(Data entries)

┌──

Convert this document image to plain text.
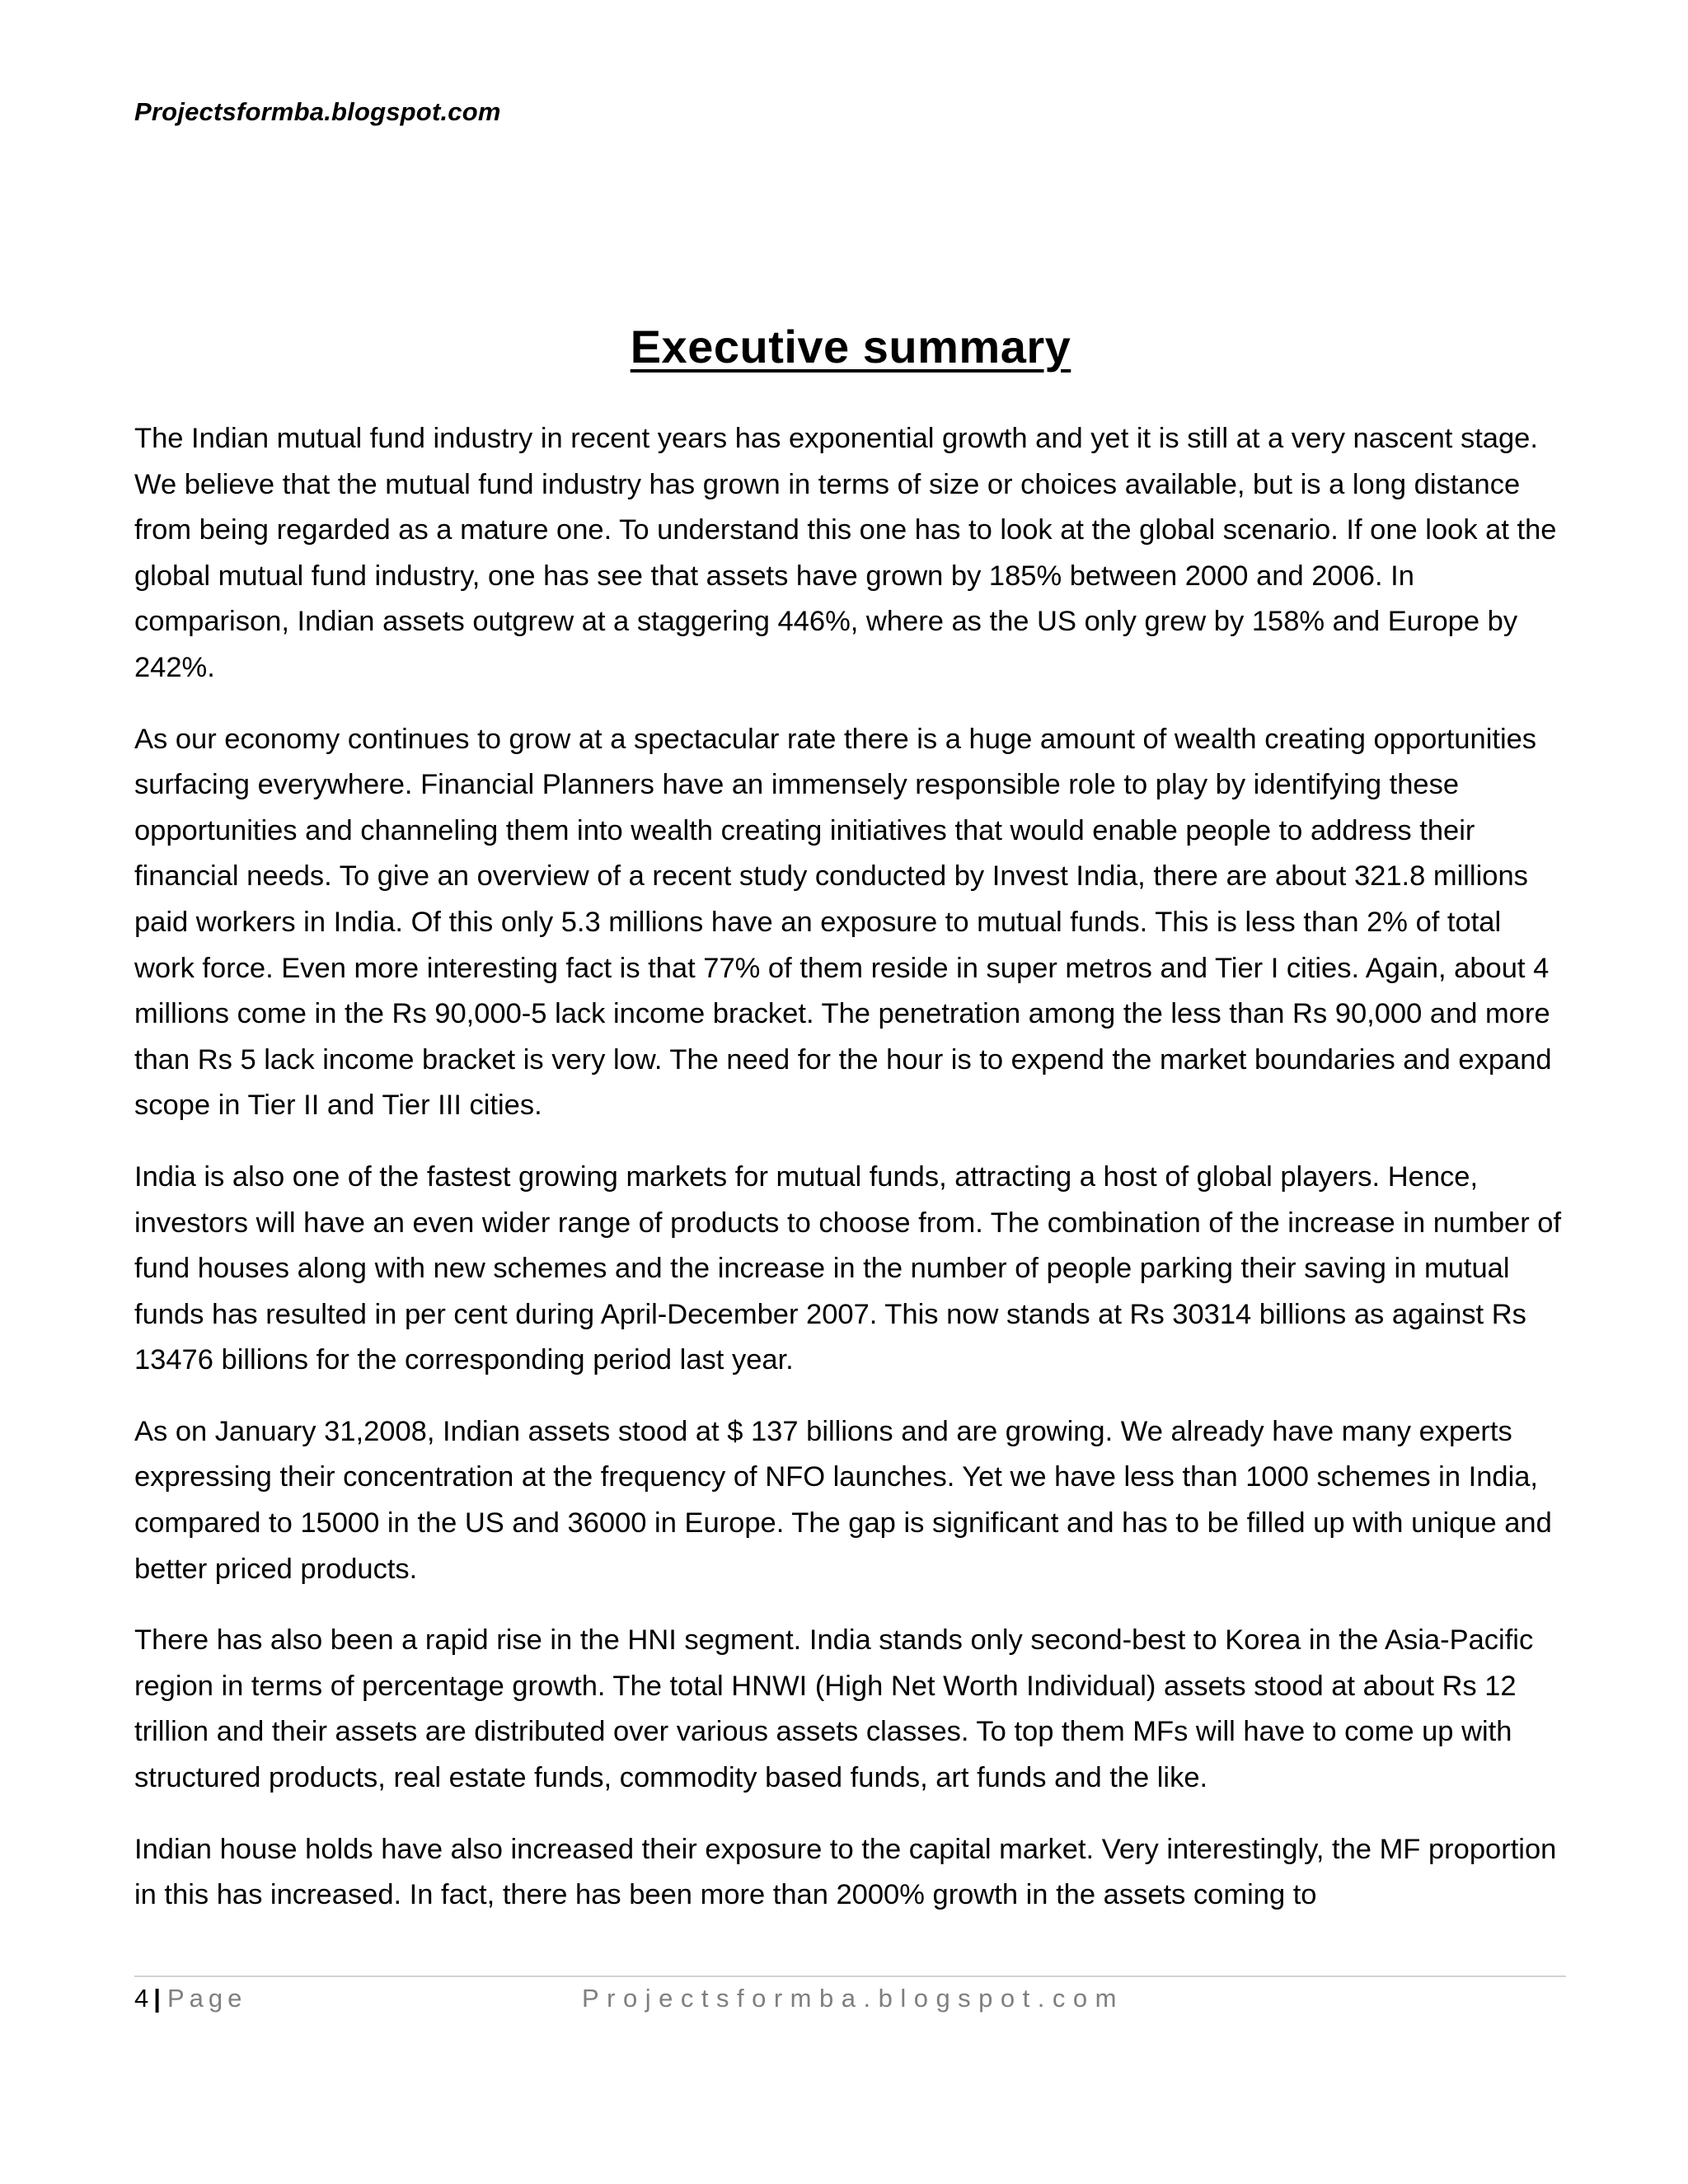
Projectsformba.blogspot.com
Executive summary

The Indian mutual fund industry in recent years has exponential growth and yet it is still at a very nascent stage. We believe that the mutual fund industry has grown in terms of size or choices available, but is a long distance from being regarded as a mature one. To understand this one has to look at the global scenario. If one look at the global mutual fund industry, one has see that assets have grown by 185% between 2000 and 2006. In comparison, Indian assets outgrew at a staggering 446%, where as the US only grew by 158% and Europe by 242%.

As our economy continues to grow at a spectacular rate there is a huge amount of wealth creating opportunities surfacing everywhere. Financial Planners have an immensely responsible role to play by identifying these opportunities and channeling them into wealth creating initiatives that would enable people to address their financial needs. To give an overview of a recent study conducted by Invest India, there are about 321.8 millions paid workers in India. Of this only 5.3 millions have an exposure to mutual funds. This is less than 2% of total work force. Even more interesting fact is that 77% of them reside in super metros and Tier I cities. Again, about 4 millions come in the Rs 90,000-5 lack income bracket. The penetration among the less than Rs 90,000 and more than Rs 5 lack income bracket is very low. The need for the hour is to expend the market boundaries and expand scope in Tier II and Tier III cities.

India is also one of the fastest growing markets for mutual funds, attracting a host of global players. Hence, investors will have an even wider range of products to choose from. The combination of the increase in number of fund houses along with new schemes and the increase in the number of people parking their saving in mutual funds has resulted in per cent during April-December 2007. This now stands at Rs 30314 billions as against Rs 13476 billions for the corresponding period last year.

As on January 31,2008, Indian assets stood at $ 137 billions and are growing. We already have many experts expressing their concentration at the frequency of NFO launches. Yet we have less than 1000 schemes in India, compared to 15000 in the US and 36000 in Europe. The gap is significant and has to be filled up with unique and better priced products.

There has also been a rapid rise in the HNI segment. India stands only second-best to Korea in the Asia-Pacific region in terms of percentage growth. The total HNWI (High Net Worth Individual) assets stood at about Rs 12 trillion and their assets are distributed over various assets classes. To top them MFs will have to come up with structured products, real estate funds, commodity based funds, art funds and the like.

Indian house holds have also increased their exposure to the capital market. Very interestingly, the MF proportion in this has increased. In fact, there has been more than 2000% growth in the assets coming to

4 | Page	Projectsformba.blogspot.com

└──

**WHAT THE TASK ASKS:**
Tell how many lines of the material above hold "been", answering with a bare number.

**REPLY TO THE TASK:**
2